TASKS ▸
• A. Print the passage on fat body quantitation word for word, starting with "We expanded the" and going on through "transgenes with UAS-Atf3WT.".
• B. Answer these questions using the passage on fat body quantitation:
(i) What differs between Figure 1E and Figure 2I, even though both show the same genotype?
(ii) Which section of the manuscript did the authors expand?
(iii) Which tissue is named as associating with the anterior part of the fat body?

PASSAGE PROVIDED ▸

= = = =

This study provides a fundamental insight into molecular mechanisms underlying the hematopoietic environment essential for immune cell development and its function and prompts future studies linking the ECM landscape with the hematopoietic pocket formation and hemocyte development.

Essential revisions:

1) The precise quantitation of data and presenting proper controls will enhance the clarity of the manuscript.

1.1) Figure 1C-D': In Figure 1E, the authors quantified FBAH in imaged fat bodies. However, the number of fat body cells per one image could be variable depending on the size of the fat body, dissecting methods or imaging and so on. For example, the mean value shown in Figure 1E is different from Figure 2I even though these data represent the same genotype. It will be important to deliberate on the precise quantitation method for the FBAH phenotype as it is one of the most important findings described in the manuscript.

We expanded the Materials and methods section to accurately describe how the quantifications were performed. The area of the fat body assessed throughout the study and across the different genotypes was specifically selected because of its flat surface and absence of additional tissues that can associate with this organ (such as salivary gland in the anterior part or the gonads or tracheae at the posterior end). Furthermore, while structural variances could indeed be observed in response to manipulating various genes, such as SPARC or vkg, the overall size of the adipose tissue was not noticeably affected by co-expression of additional transgenes with UAS-Atf3WT.

= = = =

DATA TO EXAMINE ▸
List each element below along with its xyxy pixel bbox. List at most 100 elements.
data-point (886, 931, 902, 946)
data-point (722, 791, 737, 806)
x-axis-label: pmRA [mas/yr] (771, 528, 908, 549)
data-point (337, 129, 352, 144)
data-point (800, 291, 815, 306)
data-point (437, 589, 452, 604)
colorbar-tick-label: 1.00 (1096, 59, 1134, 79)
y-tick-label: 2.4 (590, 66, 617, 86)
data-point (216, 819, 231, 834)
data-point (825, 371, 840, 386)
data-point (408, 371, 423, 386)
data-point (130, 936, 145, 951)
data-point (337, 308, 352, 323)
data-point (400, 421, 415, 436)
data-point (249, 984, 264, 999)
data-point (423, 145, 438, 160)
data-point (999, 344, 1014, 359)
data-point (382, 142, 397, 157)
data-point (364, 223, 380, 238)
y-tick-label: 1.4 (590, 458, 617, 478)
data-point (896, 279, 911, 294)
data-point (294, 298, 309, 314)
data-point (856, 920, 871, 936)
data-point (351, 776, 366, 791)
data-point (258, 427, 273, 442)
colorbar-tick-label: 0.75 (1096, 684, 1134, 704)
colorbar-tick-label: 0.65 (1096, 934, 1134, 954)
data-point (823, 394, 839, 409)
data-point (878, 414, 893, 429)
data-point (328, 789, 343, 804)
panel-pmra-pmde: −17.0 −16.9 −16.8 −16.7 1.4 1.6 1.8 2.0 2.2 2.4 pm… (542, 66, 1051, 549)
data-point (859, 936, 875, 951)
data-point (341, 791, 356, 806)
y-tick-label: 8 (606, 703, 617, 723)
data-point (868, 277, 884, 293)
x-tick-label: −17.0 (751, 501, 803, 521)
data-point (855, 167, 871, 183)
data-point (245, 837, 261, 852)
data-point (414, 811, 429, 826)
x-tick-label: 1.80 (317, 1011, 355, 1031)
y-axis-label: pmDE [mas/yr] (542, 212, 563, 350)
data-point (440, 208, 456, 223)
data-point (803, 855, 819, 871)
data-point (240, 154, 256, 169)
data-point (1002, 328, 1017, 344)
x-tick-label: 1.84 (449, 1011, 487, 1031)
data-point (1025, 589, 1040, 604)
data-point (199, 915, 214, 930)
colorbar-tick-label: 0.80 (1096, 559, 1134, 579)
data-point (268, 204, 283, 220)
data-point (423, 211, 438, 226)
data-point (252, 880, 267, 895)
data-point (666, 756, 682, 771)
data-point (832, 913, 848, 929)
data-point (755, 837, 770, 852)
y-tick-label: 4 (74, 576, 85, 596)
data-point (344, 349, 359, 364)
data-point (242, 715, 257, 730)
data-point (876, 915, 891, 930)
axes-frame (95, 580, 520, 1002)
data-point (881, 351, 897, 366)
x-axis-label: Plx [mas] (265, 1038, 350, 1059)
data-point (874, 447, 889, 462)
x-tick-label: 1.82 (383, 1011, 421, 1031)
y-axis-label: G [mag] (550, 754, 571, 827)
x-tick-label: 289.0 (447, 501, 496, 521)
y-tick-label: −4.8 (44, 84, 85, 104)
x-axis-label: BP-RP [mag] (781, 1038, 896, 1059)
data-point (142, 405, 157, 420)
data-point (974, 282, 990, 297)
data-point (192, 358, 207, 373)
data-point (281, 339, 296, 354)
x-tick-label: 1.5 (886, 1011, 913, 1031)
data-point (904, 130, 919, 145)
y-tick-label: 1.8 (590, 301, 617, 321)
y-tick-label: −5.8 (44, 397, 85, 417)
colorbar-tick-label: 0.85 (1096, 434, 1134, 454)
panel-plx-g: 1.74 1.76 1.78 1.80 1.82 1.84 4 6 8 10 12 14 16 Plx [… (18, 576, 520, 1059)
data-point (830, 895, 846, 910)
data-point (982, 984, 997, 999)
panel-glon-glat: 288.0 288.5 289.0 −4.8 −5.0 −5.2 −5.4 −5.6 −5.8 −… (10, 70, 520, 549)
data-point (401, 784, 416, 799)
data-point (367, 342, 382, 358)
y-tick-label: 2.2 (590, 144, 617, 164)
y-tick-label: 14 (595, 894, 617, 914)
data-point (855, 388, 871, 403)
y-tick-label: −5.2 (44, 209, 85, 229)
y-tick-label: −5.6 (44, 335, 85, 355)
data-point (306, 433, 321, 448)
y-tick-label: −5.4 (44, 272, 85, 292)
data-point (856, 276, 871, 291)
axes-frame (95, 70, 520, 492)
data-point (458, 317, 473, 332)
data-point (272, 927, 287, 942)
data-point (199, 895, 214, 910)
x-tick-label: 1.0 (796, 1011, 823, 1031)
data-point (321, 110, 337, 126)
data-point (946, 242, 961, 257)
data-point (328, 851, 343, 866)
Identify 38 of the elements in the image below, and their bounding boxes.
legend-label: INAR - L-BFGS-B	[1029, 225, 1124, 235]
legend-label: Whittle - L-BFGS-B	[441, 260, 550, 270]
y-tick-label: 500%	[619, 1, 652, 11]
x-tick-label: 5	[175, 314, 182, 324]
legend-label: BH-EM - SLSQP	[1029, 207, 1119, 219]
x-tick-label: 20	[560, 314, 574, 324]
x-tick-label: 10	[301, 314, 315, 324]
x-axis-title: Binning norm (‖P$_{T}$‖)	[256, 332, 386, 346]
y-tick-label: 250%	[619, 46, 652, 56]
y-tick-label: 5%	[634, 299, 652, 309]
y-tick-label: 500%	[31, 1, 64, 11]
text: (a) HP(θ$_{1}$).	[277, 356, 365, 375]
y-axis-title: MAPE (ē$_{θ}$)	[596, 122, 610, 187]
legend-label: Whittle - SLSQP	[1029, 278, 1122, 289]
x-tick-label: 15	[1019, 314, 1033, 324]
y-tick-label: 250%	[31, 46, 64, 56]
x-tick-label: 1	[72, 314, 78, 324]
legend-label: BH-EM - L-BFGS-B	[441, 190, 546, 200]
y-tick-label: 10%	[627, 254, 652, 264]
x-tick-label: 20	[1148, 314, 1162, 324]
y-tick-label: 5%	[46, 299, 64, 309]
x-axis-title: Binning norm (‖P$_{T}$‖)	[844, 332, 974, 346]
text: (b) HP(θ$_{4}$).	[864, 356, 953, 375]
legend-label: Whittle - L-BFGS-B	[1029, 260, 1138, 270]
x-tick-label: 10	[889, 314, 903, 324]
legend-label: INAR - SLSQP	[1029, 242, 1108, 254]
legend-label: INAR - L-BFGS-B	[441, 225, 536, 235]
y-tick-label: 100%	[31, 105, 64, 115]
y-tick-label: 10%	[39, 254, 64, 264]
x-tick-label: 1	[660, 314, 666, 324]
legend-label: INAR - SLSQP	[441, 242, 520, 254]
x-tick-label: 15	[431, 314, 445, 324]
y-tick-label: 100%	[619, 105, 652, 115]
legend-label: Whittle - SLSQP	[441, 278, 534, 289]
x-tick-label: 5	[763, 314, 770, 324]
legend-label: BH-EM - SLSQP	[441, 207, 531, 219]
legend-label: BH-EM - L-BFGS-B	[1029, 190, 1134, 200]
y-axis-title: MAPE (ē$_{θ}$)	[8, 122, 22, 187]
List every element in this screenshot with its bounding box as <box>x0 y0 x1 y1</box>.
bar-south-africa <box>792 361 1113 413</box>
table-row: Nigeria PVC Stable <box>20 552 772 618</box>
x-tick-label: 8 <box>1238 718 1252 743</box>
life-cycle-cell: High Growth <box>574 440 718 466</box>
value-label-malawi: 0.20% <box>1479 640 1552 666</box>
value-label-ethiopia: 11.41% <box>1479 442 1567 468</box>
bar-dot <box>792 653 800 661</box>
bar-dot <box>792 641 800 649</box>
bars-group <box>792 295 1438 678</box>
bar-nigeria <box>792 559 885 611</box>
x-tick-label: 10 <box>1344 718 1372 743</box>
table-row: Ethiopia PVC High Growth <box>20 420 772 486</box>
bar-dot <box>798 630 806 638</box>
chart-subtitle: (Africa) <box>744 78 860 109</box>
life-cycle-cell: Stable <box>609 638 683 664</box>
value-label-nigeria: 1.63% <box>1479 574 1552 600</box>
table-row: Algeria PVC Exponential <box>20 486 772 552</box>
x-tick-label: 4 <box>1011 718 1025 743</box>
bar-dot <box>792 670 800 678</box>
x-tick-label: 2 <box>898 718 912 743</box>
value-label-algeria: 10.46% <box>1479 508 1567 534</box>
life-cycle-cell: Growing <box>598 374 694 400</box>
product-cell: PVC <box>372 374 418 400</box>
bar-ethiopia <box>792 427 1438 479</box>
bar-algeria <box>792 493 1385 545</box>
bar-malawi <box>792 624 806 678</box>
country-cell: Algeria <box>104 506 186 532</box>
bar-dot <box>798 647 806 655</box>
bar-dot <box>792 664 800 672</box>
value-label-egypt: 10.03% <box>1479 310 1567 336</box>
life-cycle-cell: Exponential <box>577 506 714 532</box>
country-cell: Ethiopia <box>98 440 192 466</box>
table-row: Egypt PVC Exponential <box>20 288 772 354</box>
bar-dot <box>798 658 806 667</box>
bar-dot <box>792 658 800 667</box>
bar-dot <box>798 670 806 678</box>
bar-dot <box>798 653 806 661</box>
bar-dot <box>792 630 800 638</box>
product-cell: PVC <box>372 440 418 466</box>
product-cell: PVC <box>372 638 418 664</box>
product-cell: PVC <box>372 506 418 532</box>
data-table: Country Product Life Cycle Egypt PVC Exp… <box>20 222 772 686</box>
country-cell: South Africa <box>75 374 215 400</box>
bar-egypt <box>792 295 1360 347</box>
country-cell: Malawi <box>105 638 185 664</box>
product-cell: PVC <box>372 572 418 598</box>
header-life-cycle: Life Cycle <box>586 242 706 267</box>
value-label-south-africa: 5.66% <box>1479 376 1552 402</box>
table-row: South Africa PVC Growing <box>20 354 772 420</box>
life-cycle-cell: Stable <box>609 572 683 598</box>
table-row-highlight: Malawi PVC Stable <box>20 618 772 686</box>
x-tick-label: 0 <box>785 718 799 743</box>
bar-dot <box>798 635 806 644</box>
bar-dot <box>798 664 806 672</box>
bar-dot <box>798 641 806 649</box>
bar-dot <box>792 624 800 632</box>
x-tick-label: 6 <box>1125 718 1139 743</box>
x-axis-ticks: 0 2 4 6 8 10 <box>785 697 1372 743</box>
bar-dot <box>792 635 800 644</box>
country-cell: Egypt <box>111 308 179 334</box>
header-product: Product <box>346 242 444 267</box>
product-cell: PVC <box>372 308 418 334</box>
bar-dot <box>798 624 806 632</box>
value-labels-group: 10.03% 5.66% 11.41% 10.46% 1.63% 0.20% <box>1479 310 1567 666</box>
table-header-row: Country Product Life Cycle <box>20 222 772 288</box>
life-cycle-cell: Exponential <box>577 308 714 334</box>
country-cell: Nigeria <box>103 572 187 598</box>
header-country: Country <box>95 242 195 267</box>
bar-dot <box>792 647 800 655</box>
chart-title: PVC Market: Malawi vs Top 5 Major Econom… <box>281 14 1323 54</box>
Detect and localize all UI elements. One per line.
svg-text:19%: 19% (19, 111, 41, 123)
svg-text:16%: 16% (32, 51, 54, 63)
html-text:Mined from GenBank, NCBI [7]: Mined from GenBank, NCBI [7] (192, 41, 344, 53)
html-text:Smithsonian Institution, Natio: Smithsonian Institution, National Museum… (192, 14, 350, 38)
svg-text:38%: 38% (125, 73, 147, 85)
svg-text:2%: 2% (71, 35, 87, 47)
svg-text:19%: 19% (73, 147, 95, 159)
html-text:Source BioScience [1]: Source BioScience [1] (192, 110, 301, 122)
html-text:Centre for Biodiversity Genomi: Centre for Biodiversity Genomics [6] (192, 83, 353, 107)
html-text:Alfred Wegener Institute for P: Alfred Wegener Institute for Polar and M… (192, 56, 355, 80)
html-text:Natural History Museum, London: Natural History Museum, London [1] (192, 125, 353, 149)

= = = =

RESULTS FOR EACH TASK ▸
• A.
We expanded the Materials and methods section to accurately describe how the quantifications were performed. The area of the fat body assessed throughout the study and across the different genotypes was specifically selected because of its flat surface and absence of additional tissues that can associate with this organ (such as salivary gland in the anterior part or the gonads or tracheae at the posterior end). Furthermore, while structural variances could indeed be observed in response to manipulating various genes, such as SPARC or vkg, the overall size of the adipose tissue was not noticeably affected by co-expression of additional transgenes with UAS-Atf3WT.

• B.
(i) The mean value.
(ii) The Materials and methods section.
(iii) The salivary gland.